> **DATA IN THIS EXERCISE**:
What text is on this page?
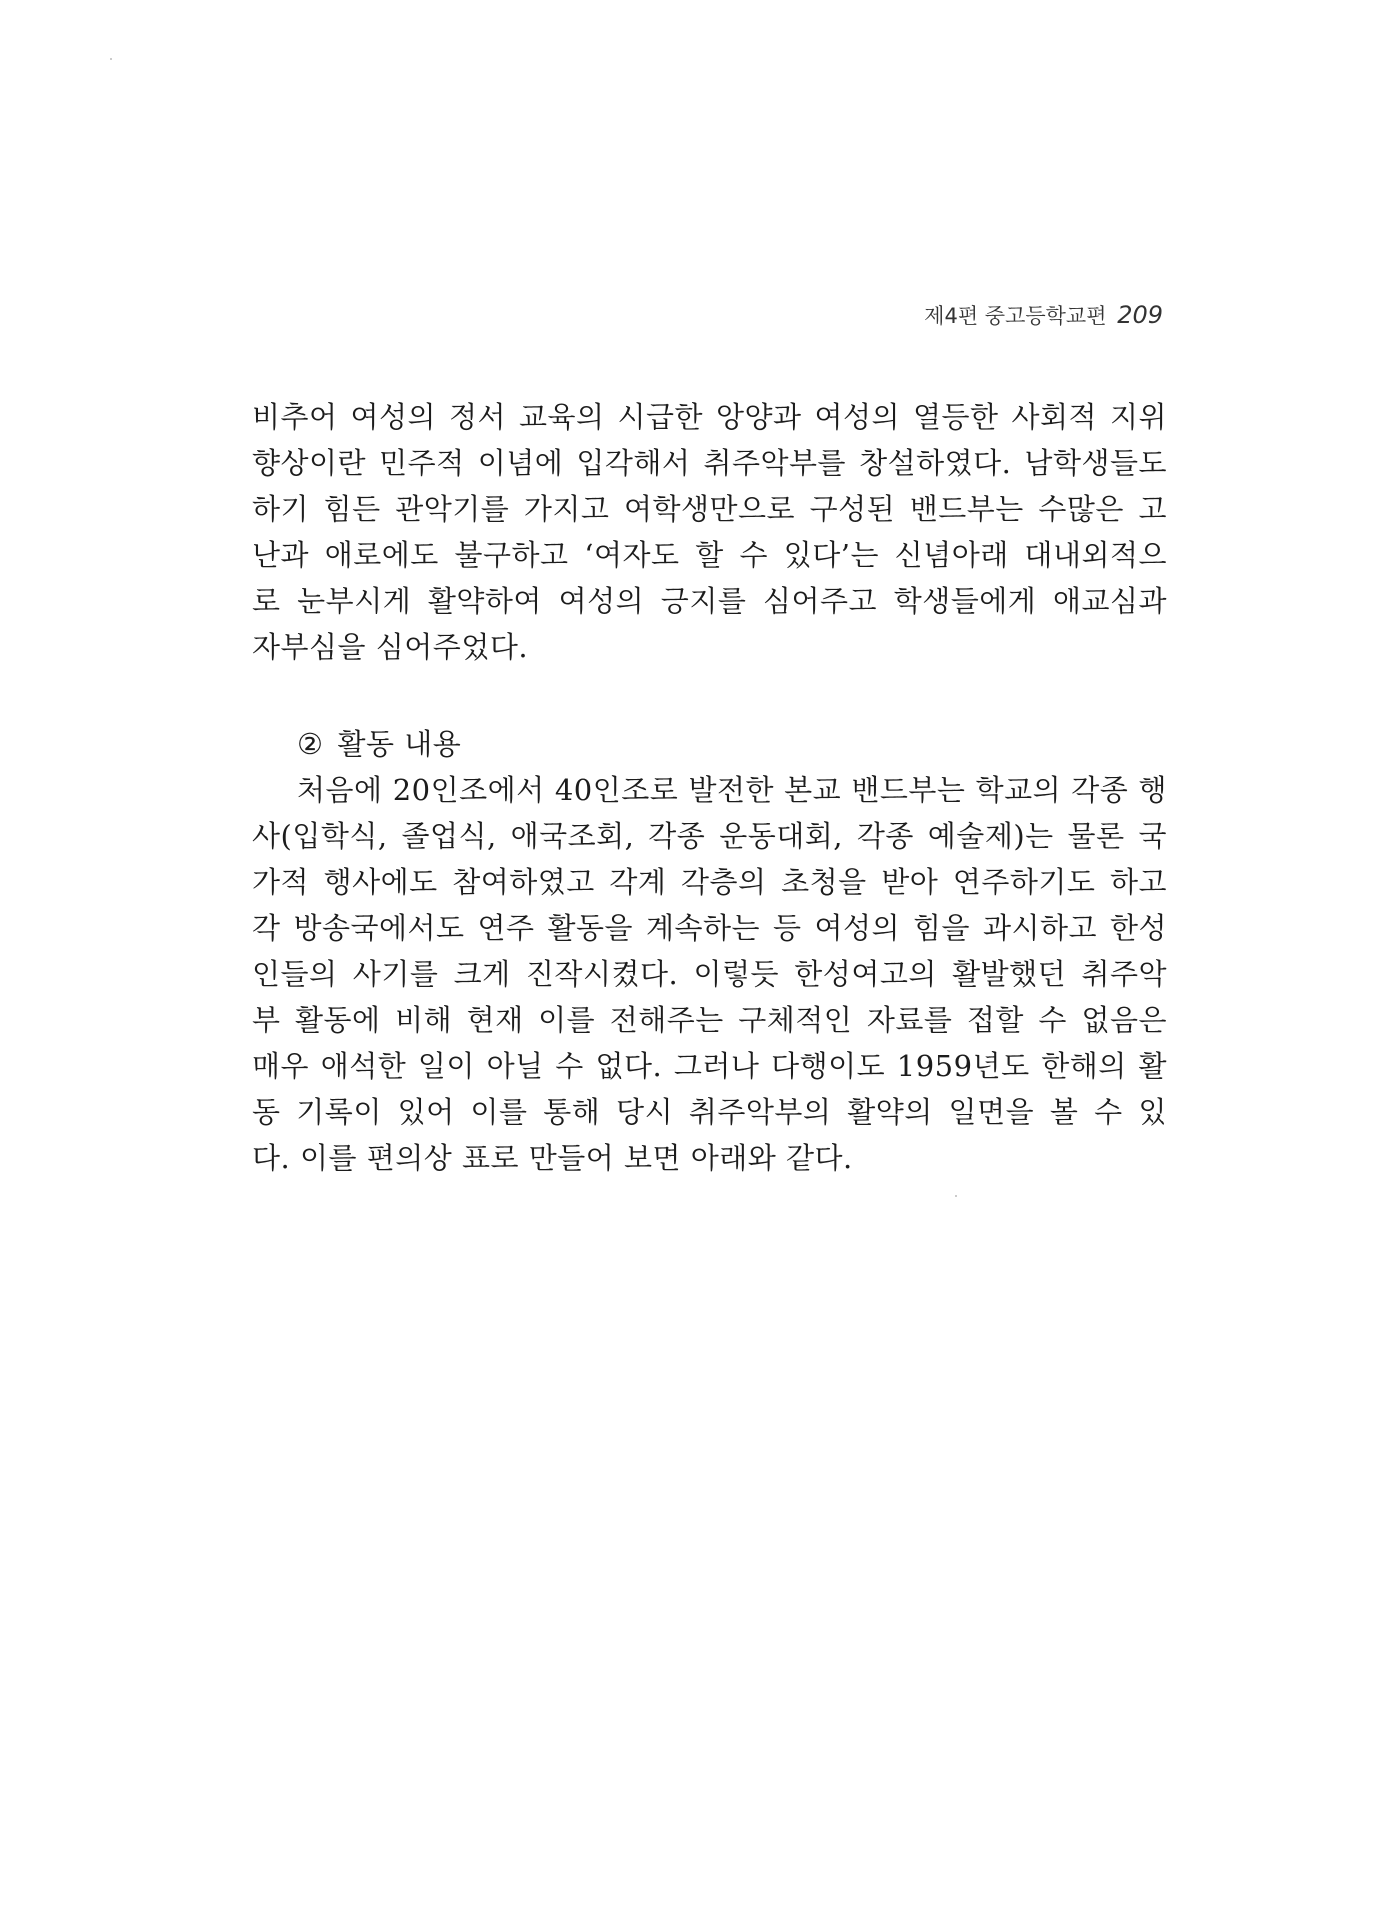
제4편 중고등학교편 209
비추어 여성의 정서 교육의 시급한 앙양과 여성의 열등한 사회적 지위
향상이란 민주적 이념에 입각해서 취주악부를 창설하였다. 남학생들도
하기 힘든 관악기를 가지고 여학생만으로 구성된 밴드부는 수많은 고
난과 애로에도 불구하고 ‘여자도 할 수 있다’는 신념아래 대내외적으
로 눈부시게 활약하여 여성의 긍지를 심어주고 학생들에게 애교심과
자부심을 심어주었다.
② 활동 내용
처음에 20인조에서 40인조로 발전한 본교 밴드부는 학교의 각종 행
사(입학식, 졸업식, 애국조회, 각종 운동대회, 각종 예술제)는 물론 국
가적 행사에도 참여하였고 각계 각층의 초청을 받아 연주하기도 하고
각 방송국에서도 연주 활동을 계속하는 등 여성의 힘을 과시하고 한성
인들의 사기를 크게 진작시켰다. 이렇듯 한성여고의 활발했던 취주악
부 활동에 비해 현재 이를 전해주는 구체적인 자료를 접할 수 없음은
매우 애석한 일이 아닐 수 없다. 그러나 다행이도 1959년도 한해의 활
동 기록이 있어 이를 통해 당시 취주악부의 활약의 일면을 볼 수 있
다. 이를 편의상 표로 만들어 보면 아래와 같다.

* * *

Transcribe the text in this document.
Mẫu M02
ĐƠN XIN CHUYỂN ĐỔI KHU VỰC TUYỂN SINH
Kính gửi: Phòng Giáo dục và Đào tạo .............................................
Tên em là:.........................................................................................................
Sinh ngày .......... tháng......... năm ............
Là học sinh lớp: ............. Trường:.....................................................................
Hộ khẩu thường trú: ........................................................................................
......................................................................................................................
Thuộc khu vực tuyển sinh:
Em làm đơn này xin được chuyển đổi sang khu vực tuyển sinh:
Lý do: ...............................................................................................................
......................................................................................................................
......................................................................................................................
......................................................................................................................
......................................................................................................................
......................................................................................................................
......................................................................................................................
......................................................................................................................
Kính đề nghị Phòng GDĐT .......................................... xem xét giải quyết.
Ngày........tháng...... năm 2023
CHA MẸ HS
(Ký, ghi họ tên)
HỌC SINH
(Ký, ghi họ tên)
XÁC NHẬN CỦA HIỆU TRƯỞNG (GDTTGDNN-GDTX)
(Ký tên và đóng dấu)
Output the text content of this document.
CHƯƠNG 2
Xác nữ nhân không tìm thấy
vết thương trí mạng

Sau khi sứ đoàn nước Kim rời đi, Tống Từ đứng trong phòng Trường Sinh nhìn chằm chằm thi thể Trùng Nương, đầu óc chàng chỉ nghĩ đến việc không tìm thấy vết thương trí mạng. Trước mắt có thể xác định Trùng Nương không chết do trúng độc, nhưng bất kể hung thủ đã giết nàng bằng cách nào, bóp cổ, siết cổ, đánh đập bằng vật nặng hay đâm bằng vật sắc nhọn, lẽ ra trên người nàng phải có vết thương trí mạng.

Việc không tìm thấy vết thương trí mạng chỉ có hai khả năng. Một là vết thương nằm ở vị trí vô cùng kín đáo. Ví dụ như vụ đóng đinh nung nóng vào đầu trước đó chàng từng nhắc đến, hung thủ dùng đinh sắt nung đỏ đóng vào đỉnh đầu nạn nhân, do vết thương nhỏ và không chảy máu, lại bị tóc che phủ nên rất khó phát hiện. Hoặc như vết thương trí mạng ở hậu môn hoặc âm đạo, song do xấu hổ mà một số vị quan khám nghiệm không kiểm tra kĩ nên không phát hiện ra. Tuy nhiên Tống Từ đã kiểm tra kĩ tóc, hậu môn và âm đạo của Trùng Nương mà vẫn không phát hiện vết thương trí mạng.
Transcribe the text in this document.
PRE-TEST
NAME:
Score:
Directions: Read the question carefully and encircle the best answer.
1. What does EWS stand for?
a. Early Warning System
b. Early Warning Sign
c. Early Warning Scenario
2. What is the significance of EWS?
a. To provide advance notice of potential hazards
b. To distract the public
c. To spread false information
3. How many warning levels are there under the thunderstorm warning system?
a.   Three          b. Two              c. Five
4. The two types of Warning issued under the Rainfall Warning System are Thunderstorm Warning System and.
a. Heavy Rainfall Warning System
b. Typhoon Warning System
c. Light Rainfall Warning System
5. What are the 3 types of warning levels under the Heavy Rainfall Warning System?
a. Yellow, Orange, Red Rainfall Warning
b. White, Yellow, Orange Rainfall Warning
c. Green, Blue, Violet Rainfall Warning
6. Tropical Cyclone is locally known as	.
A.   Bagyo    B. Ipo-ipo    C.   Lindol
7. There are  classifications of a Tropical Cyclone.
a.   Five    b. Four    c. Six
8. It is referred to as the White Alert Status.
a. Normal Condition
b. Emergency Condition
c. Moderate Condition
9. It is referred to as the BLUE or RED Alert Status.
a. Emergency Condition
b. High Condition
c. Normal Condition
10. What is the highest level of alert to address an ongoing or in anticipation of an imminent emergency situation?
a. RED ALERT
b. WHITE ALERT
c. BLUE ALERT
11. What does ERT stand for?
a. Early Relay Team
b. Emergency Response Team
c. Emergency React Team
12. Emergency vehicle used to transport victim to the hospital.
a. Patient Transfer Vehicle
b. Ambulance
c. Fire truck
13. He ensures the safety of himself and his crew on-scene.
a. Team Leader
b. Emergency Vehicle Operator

* * *

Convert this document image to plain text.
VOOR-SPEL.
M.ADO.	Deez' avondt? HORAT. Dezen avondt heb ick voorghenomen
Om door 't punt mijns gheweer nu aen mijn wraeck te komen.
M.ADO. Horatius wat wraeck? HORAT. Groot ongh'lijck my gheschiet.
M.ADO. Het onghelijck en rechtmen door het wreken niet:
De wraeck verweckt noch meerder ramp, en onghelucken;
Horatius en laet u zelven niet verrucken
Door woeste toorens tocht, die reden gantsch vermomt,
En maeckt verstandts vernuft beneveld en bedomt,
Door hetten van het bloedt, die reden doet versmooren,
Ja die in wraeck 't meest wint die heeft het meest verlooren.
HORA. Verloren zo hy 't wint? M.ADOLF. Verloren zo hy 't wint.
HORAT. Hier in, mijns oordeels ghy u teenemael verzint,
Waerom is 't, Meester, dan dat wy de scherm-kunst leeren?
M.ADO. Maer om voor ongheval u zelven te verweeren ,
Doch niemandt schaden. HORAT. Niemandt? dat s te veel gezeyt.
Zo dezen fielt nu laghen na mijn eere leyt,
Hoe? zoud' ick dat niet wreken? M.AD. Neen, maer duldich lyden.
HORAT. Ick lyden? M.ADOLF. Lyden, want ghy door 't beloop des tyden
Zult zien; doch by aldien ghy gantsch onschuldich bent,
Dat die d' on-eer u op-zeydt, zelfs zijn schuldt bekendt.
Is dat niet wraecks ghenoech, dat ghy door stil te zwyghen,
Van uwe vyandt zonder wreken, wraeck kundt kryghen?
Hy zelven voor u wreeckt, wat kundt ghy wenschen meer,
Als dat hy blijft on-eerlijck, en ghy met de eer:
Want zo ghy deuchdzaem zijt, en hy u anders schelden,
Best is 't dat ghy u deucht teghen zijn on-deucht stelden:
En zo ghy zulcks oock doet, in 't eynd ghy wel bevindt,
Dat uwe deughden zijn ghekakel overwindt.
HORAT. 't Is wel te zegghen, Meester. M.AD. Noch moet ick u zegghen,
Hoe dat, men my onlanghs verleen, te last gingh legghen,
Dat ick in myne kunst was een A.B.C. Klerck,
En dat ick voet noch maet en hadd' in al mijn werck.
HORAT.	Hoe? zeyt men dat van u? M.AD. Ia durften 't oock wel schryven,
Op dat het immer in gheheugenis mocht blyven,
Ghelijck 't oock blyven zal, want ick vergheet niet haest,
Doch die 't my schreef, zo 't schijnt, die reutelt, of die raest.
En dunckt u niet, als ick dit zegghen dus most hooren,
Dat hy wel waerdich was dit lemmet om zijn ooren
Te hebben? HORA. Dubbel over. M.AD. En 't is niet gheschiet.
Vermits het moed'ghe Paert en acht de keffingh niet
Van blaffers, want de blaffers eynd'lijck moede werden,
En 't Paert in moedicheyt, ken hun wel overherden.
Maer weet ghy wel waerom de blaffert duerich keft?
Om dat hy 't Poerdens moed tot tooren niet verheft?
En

> **SHORT TASK**:
Write out each line of the data that holds the string "Paert".

> **FULL OUTPUT**:
Vermits het moed'ghe Paert en acht de keffingh niet
En 't Paert in moedicheyt, ken hun wel overherden.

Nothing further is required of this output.